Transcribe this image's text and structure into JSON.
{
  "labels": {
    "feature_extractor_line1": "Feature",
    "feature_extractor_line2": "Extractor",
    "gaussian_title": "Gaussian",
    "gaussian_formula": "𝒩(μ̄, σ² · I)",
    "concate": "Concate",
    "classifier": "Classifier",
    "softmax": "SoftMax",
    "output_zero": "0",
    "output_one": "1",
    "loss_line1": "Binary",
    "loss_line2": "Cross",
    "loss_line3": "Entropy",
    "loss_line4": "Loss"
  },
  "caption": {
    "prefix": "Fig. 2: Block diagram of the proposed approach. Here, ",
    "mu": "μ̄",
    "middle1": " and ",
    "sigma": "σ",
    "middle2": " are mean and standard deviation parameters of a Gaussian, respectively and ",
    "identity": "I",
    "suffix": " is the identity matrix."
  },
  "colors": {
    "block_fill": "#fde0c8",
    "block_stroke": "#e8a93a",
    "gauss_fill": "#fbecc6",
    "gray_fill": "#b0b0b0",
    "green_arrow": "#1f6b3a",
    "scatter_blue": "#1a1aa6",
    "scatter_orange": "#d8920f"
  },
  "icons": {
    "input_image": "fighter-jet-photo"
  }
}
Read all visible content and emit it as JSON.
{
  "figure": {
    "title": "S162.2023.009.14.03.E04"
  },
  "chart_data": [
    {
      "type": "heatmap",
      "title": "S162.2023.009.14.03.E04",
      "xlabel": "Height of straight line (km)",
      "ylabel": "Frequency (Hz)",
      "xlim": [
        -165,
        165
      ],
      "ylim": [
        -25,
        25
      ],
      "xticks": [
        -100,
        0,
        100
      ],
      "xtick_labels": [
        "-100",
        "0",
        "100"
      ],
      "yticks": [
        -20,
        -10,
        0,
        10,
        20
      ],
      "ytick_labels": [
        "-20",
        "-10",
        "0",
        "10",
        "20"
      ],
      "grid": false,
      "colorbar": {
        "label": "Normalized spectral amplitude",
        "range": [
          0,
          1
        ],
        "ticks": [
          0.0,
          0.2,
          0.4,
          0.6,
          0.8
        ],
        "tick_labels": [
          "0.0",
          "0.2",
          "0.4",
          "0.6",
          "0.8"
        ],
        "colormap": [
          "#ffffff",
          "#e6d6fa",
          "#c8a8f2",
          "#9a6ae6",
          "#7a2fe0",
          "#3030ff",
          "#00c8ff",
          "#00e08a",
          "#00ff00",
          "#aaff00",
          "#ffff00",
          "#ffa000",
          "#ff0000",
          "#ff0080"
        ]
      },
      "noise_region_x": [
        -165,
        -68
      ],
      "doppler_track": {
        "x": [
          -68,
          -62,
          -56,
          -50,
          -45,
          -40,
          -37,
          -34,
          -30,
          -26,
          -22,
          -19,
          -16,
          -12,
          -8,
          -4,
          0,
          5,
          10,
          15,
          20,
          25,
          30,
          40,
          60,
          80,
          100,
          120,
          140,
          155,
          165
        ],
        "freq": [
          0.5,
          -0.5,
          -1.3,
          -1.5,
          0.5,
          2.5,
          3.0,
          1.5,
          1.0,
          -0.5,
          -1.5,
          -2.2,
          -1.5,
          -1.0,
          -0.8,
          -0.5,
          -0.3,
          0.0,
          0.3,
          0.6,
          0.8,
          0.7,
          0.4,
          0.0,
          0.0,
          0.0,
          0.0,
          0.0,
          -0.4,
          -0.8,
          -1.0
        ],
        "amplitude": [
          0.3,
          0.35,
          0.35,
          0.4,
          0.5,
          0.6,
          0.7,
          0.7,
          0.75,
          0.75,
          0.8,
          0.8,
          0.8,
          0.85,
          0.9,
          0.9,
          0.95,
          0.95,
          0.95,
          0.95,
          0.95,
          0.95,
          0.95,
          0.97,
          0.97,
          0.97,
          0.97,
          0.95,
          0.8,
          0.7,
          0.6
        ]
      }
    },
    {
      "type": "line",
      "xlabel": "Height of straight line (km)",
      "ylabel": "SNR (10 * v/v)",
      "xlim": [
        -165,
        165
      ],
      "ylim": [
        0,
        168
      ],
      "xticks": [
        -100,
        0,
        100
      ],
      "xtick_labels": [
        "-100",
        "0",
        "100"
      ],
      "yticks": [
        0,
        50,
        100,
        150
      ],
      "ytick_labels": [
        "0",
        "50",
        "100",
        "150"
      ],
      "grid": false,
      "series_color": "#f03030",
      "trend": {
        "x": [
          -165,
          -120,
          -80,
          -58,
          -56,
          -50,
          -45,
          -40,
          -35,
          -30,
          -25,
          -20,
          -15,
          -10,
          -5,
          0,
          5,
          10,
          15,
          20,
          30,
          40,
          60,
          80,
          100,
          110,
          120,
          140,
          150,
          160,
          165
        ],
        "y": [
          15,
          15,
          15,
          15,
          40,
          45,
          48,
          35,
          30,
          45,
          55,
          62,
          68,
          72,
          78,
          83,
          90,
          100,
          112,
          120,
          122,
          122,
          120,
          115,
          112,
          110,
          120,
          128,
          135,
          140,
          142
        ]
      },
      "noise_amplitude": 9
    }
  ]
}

- **Task prompt**
Repeat the entries above exactly, leaving nothing out.

- **Response**
Transcribe this image's text and structure into JSON.
{
  "labels": {
    "feature_extractor_line1": "Feature",
    "feature_extractor_line2": "Extractor",
    "gaussian_title": "Gaussian",
    "gaussian_formula": "𝒩(μ̄, σ² · I)",
    "concate": "Concate",
    "classifier": "Classifier",
    "softmax": "SoftMax",
    "output_zero": "0",
    "output_one": "1",
    "loss_line1": "Binary",
    "loss_line2": "Cross",
    "loss_line3": "Entropy",
    "loss_line4": "Loss"
  },
  "caption": {
    "prefix": "Fig. 2: Block diagram of the proposed approach. Here, ",
    "mu": "μ̄",
    "middle1": " and ",
    "sigma": "σ",
    "middle2": " are mean and standard deviation parameters of a Gaussian, respectively and ",
    "identity": "I",
    "suffix": " is the identity matrix."
  },
  "colors": {
    "block_fill": "#fde0c8",
    "block_stroke": "#e8a93a",
    "gauss_fill": "#fbecc6",
    "gray_fill": "#b0b0b0",
    "green_arrow": "#1f6b3a",
    "scatter_blue": "#1a1aa6",
    "scatter_orange": "#d8920f"
  },
  "icons": {
    "input_image": "fighter-jet-photo"
  }
}
Read all visible content and emit it as JSON.
{
  "figure": {
    "title": "S162.2023.009.14.03.E04"
  },
  "chart_data": [
    {
      "type": "heatmap",
      "title": "S162.2023.009.14.03.E04",
      "xlabel": "Height of straight line (km)",
      "ylabel": "Frequency (Hz)",
      "xlim": [
        -165,
        165
      ],
      "ylim": [
        -25,
        25
      ],
      "xticks": [
        -100,
        0,
        100
      ],
      "xtick_labels": [
        "-100",
        "0",
        "100"
      ],
      "yticks": [
        -20,
        -10,
        0,
        10,
        20
      ],
      "ytick_labels": [
        "-20",
        "-10",
        "0",
        "10",
        "20"
      ],
      "grid": false,
      "colorbar": {
        "label": "Normalized spectral amplitude",
        "range": [
          0,
          1
        ],
        "ticks": [
          0.0,
          0.2,
          0.4,
          0.6,
          0.8
        ],
        "tick_labels": [
          "0.0",
          "0.2",
          "0.4",
          "0.6",
          "0.8"
        ],
        "colormap": [
          "#ffffff",
          "#e6d6fa",
          "#c8a8f2",
          "#9a6ae6",
          "#7a2fe0",
          "#3030ff",
          "#00c8ff",
          "#00e08a",
          "#00ff00",
          "#aaff00",
          "#ffff00",
          "#ffa000",
          "#ff0000",
          "#ff0080"
        ]
      },
      "noise_region_x": [
        -165,
        -68
      ],
      "doppler_track": {
        "x": [
          -68,
          -62,
          -56,
          -50,
          -45,
          -40,
          -37,
          -34,
          -30,
          -26,
          -22,
          -19,
          -16,
          -12,
          -8,
          -4,
          0,
          5,
          10,
          15,
          20,
          25,
          30,
          40,
          60,
          80,
          100,
          120,
          140,
          155,
          165
        ],
        "freq": [
          0.5,
          -0.5,
          -1.3,
          -1.5,
          0.5,
          2.5,
          3.0,
          1.5,
          1.0,
          -0.5,
          -1.5,
          -2.2,
          -1.5,
          -1.0,
          -0.8,
          -0.5,
          -0.3,
          0.0,
          0.3,
          0.6,
          0.8,
          0.7,
          0.4,
          0.0,
          0.0,
          0.0,
          0.0,
          0.0,
          -0.4,
          -0.8,
          -1.0
        ],
        "amplitude": [
          0.3,
          0.35,
          0.35,
          0.4,
          0.5,
          0.6,
          0.7,
          0.7,
          0.75,
          0.75,
          0.8,
          0.8,
          0.8,
          0.85,
          0.9,
          0.9,
          0.95,
          0.95,
          0.95,
          0.95,
          0.95,
          0.95,
          0.95,
          0.97,
          0.97,
          0.97,
          0.97,
          0.95,
          0.8,
          0.7,
          0.6
        ]
      }
    },
    {
      "type": "line",
      "xlabel": "Height of straight line (km)",
      "ylabel": "SNR (10 * v/v)",
      "xlim": [
        -165,
        165
      ],
      "ylim": [
        0,
        168
      ],
      "xticks": [
        -100,
        0,
        100
      ],
      "xtick_labels": [
        "-100",
        "0",
        "100"
      ],
      "yticks": [
        0,
        50,
        100,
        150
      ],
      "ytick_labels": [
        "0",
        "50",
        "100",
        "150"
      ],
      "grid": false,
      "series_color": "#f03030",
      "trend": {
        "x": [
          -165,
          -120,
          -80,
          -58,
          -56,
          -50,
          -45,
          -40,
          -35,
          -30,
          -25,
          -20,
          -15,
          -10,
          -5,
          0,
          5,
          10,
          15,
          20,
          30,
          40,
          60,
          80,
          100,
          110,
          120,
          140,
          150,
          160,
          165
        ],
        "y": [
          15,
          15,
          15,
          15,
          40,
          45,
          48,
          35,
          30,
          45,
          55,
          62,
          68,
          72,
          78,
          83,
          90,
          100,
          112,
          120,
          122,
          122,
          120,
          115,
          112,
          110,
          120,
          128,
          135,
          140,
          142
        ]
      },
      "noise_amplitude": 9
    }
  ]
}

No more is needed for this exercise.